§ **WHAT IS EXPECTED**
The records below are to be quoted in full; please keep every word exact.
□ □ □ □ □
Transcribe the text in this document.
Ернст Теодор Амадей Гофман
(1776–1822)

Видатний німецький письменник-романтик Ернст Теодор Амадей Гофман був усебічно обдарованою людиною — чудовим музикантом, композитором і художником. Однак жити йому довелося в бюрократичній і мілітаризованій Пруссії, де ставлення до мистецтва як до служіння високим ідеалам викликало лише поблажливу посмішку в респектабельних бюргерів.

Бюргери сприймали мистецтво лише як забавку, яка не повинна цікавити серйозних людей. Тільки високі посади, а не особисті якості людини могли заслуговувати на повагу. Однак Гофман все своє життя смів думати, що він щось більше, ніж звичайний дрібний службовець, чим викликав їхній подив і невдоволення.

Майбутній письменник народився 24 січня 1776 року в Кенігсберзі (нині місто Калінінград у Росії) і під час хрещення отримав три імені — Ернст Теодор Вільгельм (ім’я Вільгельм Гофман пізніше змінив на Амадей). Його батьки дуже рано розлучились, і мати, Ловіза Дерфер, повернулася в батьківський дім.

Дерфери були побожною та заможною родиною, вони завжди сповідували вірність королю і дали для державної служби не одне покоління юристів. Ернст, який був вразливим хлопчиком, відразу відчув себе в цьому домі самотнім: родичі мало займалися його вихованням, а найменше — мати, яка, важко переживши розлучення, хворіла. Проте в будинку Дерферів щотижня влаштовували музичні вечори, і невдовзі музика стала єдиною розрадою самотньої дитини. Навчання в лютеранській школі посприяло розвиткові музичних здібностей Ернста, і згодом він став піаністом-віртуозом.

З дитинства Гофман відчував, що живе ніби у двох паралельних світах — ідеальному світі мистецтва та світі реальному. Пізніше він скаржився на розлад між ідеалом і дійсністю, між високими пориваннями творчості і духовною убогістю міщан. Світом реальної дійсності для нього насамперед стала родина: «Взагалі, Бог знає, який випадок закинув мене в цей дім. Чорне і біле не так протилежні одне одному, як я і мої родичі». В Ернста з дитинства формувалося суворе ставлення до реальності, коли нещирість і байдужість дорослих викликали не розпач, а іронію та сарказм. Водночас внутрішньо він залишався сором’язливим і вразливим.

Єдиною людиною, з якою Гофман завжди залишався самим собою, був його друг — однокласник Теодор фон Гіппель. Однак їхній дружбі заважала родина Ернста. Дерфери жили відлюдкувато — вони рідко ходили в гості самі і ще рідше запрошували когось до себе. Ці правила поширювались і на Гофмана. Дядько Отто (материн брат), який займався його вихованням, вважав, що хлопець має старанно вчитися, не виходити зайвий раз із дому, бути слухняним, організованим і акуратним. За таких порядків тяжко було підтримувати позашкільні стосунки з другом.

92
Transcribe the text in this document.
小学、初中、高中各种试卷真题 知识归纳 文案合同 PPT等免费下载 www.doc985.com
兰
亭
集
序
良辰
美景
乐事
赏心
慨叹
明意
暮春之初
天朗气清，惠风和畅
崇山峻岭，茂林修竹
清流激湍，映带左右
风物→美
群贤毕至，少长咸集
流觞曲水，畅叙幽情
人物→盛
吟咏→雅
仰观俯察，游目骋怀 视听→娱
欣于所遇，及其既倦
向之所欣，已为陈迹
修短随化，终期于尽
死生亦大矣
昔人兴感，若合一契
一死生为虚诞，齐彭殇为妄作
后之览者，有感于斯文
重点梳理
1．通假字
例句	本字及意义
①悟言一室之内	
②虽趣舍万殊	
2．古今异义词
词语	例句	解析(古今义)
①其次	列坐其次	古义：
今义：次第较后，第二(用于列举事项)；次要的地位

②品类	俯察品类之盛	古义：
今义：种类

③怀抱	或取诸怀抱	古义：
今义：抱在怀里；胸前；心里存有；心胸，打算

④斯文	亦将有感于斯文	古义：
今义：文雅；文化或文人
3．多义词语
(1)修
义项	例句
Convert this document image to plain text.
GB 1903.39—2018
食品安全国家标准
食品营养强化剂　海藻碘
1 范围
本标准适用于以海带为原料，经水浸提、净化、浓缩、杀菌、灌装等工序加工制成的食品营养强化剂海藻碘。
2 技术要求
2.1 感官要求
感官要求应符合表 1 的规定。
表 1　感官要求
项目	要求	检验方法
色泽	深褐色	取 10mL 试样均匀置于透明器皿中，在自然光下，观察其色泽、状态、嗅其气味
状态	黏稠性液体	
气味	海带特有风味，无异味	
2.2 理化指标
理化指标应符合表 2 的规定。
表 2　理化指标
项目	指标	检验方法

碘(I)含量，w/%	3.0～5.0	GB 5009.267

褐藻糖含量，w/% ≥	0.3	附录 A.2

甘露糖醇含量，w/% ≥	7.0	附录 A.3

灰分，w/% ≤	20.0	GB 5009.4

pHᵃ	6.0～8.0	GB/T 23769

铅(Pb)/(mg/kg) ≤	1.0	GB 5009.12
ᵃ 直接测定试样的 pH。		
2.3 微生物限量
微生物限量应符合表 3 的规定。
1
□ □ □ □ □
§ **TASK ANSWER**
Transcribe the text in this document.
Ернст Теодор Амадей Гофман
(1776–1822)

Видатний німецький письменник-романтик Ернст Теодор Амадей Гофман був усебічно обдарованою людиною — чудовим музикантом, композитором і художником. Однак жити йому довелося в бюрократичній і мілітаризованій Пруссії, де ставлення до мистецтва як до служіння високим ідеалам викликало лише поблажливу посмішку в респектабельних бюргерів.

Бюргери сприймали мистецтво лише як забавку, яка не повинна цікавити серйозних людей. Тільки високі посади, а не особисті якості людини могли заслуговувати на повагу. Однак Гофман все своє життя смів думати, що він щось більше, ніж звичайний дрібний службовець, чим викликав їхній подив і невдоволення.

Майбутній письменник народився 24 січня 1776 року в Кенігсберзі (нині місто Калінінград у Росії) і під час хрещення отримав три імені — Ернст Теодор Вільгельм (ім’я Вільгельм Гофман пізніше змінив на Амадей). Його батьки дуже рано розлучились, і мати, Ловіза Дерфер, повернулася в батьківський дім.

Дерфери були побожною та заможною родиною, вони завжди сповідували вірність королю і дали для державної служби не одне покоління юристів. Ернст, який був вразливим хлопчиком, відразу відчув себе в цьому домі самотнім: родичі мало займалися його вихованням, а найменше — мати, яка, важко переживши розлучення, хворіла. Проте в будинку Дерферів щотижня влаштовували музичні вечори, і невдовзі музика стала єдиною розрадою самотньої дитини. Навчання в лютеранській школі посприяло розвиткові музичних здібностей Ернста, і згодом він став піаністом-віртуозом.

З дитинства Гофман відчував, що живе ніби у двох паралельних світах — ідеальному світі мистецтва та світі реальному. Пізніше він скаржився на розлад між ідеалом і дійсністю, між високими пориваннями творчості і духовною убогістю міщан. Світом реальної дійсності для нього насамперед стала родина: «Взагалі, Бог знає, який випадок закинув мене в цей дім. Чорне і біле не так протилежні одне одному, як я і мої родичі». В Ернста з дитинства формувалося суворе ставлення до реальності, коли нещирість і байдужість дорослих викликали не розпач, а іронію та сарказм. Водночас внутрішньо він залишався сором’язливим і вразливим.

Єдиною людиною, з якою Гофман завжди залишався самим собою, був його друг — однокласник Теодор фон Гіппель. Однак їхній дружбі заважала родина Ернста. Дерфери жили відлюдкувато — вони рідко ходили в гості самі і ще рідше запрошували когось до себе. Ці правила поширювались і на Гофмана. Дядько Отто (материн брат), який займався його вихованням, вважав, що хлопець має старанно вчитися, не виходити зайвий раз із дому, бути слухняним, організованим і акуратним. За таких порядків тяжко було підтримувати позашкільні стосунки з другом.

92
Transcribe the text in this document.
小学、初中、高中各种试卷真题 知识归纳 文案合同 PPT等免费下载 www.doc985.com
兰
亭
集
序
良辰
美景
乐事
赏心
慨叹
明意
暮春之初
天朗气清，惠风和畅
崇山峻岭，茂林修竹
清流激湍，映带左右
风物→美
群贤毕至，少长咸集
流觞曲水，畅叙幽情
人物→盛
吟咏→雅
仰观俯察，游目骋怀 视听→娱
欣于所遇，及其既倦
向之所欣，已为陈迹
修短随化，终期于尽
死生亦大矣
昔人兴感，若合一契
一死生为虚诞，齐彭殇为妄作
后之览者，有感于斯文
重点梳理
1．通假字
例句	本字及意义
①悟言一室之内	
②虽趣舍万殊	
2．古今异义词
词语	例句	解析(古今义)
①其次	列坐其次	古义：
今义：次第较后，第二(用于列举事项)；次要的地位

②品类	俯察品类之盛	古义：
今义：种类

③怀抱	或取诸怀抱	古义：
今义：抱在怀里；胸前；心里存有；心胸，打算

④斯文	亦将有感于斯文	古义：
今义：文雅；文化或文人
3．多义词语
(1)修
义项	例句
Convert this document image to plain text.
GB 1903.39—2018
食品安全国家标准
食品营养强化剂　海藻碘
1 范围
本标准适用于以海带为原料，经水浸提、净化、浓缩、杀菌、灌装等工序加工制成的食品营养强化剂海藻碘。
2 技术要求
2.1 感官要求
感官要求应符合表 1 的规定。
表 1　感官要求
项目	要求	检验方法
色泽	深褐色	取 10mL 试样均匀置于透明器皿中，在自然光下，观察其色泽、状态、嗅其气味
状态	黏稠性液体	
气味	海带特有风味，无异味	
2.2 理化指标
理化指标应符合表 2 的规定。
表 2　理化指标
项目	指标	检验方法

碘(I)含量，w/%	3.0～5.0	GB 5009.267

褐藻糖含量，w/% ≥	0.3	附录 A.2

甘露糖醇含量，w/% ≥	7.0	附录 A.3

灰分，w/% ≤	20.0	GB 5009.4

pHᵃ	6.0～8.0	GB/T 23769

铅(Pb)/(mg/kg) ≤	1.0	GB 5009.12
ᵃ 直接测定试样的 pH。		
2.3 微生物限量
微生物限量应符合表 3 的规定。
1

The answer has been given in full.